## [SHORT TASK]
Sift the listing for lines that hold the string "Получателя" and pull them out.

-- begin DATASET EXTRACT --

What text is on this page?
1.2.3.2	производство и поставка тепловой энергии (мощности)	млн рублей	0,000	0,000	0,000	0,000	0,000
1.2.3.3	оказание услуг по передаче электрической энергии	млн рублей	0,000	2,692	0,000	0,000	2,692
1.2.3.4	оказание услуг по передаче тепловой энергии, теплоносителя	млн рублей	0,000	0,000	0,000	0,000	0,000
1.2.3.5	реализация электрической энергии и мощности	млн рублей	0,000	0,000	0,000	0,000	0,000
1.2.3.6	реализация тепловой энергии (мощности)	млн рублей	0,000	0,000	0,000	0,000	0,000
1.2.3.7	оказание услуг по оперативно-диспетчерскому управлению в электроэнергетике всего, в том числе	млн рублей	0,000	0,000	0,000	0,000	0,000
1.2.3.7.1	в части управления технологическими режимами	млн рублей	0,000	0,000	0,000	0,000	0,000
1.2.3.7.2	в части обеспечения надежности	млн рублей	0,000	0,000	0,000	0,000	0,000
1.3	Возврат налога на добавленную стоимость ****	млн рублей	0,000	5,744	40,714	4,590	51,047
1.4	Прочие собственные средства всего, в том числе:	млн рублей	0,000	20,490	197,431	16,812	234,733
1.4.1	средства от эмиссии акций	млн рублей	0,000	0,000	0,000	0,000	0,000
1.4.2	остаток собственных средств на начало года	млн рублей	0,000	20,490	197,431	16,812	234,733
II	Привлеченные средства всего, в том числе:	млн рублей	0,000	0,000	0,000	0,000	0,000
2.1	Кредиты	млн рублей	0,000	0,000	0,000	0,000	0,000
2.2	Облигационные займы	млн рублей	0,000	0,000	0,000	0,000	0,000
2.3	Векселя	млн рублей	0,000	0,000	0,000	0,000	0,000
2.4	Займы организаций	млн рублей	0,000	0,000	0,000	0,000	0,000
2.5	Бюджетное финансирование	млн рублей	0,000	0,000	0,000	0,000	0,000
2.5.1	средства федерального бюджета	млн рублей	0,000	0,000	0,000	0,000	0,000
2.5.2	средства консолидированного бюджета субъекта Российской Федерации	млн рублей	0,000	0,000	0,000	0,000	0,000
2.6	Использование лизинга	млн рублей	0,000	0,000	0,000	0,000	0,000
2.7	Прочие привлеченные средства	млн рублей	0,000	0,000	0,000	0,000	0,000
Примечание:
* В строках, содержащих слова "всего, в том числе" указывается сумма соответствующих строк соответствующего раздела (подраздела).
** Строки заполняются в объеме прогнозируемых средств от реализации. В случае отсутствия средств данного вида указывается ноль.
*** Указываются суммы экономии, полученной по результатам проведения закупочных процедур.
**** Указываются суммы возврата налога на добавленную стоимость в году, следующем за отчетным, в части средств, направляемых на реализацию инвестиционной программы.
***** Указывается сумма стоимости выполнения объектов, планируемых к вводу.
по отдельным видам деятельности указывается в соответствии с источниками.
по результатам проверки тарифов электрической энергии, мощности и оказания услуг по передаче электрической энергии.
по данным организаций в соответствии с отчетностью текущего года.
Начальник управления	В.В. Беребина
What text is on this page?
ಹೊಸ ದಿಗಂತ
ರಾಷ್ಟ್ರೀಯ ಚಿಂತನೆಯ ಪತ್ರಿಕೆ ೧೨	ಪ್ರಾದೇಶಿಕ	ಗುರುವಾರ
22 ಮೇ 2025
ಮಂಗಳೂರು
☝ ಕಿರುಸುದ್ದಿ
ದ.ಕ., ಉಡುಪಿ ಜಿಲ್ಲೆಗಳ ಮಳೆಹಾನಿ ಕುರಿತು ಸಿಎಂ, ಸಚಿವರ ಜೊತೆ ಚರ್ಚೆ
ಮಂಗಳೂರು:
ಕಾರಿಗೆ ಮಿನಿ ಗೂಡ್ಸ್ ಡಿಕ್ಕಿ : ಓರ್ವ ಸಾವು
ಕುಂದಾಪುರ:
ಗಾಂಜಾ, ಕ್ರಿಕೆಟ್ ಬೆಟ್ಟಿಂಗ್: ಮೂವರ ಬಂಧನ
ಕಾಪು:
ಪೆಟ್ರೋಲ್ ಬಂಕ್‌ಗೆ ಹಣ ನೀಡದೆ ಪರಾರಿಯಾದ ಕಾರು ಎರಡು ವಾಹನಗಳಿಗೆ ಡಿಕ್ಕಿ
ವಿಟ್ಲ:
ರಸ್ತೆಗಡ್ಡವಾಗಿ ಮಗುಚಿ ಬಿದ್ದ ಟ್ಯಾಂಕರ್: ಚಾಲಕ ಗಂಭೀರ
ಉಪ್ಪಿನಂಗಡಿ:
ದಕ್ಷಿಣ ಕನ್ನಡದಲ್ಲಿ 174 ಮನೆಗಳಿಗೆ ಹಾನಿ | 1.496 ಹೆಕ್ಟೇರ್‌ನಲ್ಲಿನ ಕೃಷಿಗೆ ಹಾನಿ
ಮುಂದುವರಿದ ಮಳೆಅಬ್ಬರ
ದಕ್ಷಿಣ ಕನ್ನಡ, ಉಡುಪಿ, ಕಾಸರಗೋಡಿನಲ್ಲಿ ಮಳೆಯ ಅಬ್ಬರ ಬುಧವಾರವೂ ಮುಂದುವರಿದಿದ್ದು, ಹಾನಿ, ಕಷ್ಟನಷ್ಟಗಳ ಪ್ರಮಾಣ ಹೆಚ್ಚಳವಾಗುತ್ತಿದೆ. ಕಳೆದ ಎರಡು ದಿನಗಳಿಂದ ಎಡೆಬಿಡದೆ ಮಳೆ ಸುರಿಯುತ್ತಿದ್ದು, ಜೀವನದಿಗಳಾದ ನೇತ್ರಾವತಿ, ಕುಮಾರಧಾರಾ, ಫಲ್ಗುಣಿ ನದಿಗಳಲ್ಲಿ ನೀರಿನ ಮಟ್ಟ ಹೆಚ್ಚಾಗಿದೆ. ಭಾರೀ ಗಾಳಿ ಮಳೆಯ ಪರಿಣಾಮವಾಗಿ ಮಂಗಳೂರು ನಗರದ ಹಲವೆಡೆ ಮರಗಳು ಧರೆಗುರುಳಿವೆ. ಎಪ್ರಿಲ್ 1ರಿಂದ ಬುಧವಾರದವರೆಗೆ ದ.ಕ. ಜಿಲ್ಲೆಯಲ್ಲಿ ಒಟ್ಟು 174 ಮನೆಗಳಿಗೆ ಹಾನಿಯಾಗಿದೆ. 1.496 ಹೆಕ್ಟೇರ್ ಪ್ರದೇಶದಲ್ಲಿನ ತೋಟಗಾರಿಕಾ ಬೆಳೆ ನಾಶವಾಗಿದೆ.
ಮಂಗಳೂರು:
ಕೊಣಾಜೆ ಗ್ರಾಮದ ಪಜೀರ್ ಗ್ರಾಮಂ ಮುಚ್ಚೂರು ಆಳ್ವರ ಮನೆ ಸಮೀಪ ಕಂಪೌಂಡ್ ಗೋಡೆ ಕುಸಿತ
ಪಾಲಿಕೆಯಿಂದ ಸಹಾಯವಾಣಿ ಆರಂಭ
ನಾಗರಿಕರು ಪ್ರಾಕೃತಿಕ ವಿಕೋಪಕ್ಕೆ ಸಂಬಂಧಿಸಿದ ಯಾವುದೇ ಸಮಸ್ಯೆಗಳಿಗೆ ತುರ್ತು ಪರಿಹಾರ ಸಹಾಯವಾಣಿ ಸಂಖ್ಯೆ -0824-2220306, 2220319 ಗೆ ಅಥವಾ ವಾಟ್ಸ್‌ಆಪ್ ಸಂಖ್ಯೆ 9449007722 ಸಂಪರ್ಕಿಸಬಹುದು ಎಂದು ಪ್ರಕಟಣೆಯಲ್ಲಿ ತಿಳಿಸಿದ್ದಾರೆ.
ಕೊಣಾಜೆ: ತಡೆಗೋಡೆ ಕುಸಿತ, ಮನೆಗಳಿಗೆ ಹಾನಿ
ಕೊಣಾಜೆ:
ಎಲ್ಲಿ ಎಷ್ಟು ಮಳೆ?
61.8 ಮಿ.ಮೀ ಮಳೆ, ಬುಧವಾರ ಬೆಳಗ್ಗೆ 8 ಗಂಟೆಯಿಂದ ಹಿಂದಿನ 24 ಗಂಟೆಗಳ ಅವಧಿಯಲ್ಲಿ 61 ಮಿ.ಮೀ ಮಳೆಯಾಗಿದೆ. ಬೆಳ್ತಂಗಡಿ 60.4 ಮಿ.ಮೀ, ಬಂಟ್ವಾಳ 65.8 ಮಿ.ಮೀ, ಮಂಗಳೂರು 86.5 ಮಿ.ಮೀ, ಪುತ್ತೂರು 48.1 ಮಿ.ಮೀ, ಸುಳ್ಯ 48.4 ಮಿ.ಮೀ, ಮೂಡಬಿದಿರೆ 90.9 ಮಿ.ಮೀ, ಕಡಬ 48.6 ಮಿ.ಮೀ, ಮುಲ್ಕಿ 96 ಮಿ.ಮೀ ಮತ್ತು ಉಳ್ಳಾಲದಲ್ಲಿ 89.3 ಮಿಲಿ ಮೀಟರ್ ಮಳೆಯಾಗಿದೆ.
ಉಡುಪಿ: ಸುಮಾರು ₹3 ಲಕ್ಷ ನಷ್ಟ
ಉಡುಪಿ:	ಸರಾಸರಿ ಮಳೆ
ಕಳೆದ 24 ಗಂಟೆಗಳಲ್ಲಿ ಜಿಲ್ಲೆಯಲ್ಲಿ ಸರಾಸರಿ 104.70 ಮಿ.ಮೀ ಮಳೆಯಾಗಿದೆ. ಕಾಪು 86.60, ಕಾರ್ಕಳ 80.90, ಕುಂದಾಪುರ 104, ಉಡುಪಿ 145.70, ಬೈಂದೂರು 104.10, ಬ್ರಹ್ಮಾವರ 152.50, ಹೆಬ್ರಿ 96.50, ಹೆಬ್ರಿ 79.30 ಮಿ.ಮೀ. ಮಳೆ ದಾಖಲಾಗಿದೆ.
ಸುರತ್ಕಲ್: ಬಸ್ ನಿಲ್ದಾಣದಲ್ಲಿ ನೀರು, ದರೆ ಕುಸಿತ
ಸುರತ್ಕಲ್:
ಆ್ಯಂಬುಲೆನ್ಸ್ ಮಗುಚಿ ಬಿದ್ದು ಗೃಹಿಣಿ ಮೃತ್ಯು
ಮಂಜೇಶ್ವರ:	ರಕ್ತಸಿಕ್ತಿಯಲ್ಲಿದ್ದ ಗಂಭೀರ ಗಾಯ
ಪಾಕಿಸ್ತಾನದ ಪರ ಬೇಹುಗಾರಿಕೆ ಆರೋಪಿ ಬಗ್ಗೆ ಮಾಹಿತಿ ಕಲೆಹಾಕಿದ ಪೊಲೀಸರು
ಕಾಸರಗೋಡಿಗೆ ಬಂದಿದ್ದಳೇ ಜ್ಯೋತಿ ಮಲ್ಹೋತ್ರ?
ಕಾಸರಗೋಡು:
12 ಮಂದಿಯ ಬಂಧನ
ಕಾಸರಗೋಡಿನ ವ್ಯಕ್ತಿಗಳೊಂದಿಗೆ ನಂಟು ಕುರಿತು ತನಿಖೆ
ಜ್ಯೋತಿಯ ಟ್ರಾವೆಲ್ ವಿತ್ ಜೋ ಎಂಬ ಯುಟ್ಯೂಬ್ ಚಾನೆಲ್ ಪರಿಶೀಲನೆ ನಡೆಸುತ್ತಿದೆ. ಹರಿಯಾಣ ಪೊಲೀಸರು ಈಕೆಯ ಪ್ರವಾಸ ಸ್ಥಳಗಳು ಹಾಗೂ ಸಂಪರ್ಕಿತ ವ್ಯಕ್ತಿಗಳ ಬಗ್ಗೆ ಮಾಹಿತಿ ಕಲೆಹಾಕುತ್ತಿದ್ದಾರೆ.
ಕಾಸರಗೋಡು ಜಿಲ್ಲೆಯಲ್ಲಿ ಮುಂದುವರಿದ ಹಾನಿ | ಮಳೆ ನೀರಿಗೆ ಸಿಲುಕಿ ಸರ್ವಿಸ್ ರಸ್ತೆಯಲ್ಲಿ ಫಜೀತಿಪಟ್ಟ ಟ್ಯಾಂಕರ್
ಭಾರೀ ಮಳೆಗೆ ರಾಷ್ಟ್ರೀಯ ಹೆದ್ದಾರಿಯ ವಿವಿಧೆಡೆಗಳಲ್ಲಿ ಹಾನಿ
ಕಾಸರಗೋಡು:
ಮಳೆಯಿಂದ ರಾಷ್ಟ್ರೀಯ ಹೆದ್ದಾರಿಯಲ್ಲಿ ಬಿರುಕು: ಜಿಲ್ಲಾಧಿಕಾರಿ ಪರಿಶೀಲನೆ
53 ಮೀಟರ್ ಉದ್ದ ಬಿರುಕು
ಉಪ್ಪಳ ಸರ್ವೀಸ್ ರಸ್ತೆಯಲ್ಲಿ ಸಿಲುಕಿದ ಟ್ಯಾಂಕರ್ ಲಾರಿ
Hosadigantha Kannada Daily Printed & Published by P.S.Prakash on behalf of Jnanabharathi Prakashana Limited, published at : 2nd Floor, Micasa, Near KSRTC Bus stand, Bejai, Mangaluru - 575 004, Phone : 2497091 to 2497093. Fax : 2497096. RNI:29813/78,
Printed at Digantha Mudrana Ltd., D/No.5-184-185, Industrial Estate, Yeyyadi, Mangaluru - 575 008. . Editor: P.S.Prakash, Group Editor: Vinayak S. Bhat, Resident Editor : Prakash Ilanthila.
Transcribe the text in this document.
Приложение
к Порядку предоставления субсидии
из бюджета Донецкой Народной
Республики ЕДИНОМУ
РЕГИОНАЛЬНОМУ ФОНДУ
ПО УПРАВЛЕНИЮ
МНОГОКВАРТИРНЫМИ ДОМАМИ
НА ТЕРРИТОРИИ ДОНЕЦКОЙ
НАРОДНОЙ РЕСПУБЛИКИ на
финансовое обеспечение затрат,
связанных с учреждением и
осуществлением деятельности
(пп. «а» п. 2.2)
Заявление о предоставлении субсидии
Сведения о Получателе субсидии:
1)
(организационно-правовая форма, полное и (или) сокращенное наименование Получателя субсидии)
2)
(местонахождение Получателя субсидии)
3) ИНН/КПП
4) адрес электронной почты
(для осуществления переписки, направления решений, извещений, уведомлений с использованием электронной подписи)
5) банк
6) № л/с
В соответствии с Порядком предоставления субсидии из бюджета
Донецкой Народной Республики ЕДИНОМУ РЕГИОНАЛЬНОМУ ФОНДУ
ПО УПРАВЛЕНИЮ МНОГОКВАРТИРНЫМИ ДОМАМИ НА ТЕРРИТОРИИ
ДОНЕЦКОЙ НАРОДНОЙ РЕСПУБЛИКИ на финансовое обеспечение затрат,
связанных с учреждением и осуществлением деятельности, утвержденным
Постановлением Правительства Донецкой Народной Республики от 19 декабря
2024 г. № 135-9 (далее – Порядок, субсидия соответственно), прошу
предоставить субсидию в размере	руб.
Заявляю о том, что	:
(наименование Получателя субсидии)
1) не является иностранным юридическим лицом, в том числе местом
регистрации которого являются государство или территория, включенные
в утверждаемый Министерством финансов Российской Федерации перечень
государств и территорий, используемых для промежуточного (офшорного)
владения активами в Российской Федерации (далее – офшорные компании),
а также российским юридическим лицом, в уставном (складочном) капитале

-- end DATASET EXTRACT --

## [RESPONSE TO THE TASK]
(организационно-правовая форма, полное и (или) сокращенное наименование Получателя субсидии)
(местонахождение Получателя субсидии)
(наименование Получателя субсидии)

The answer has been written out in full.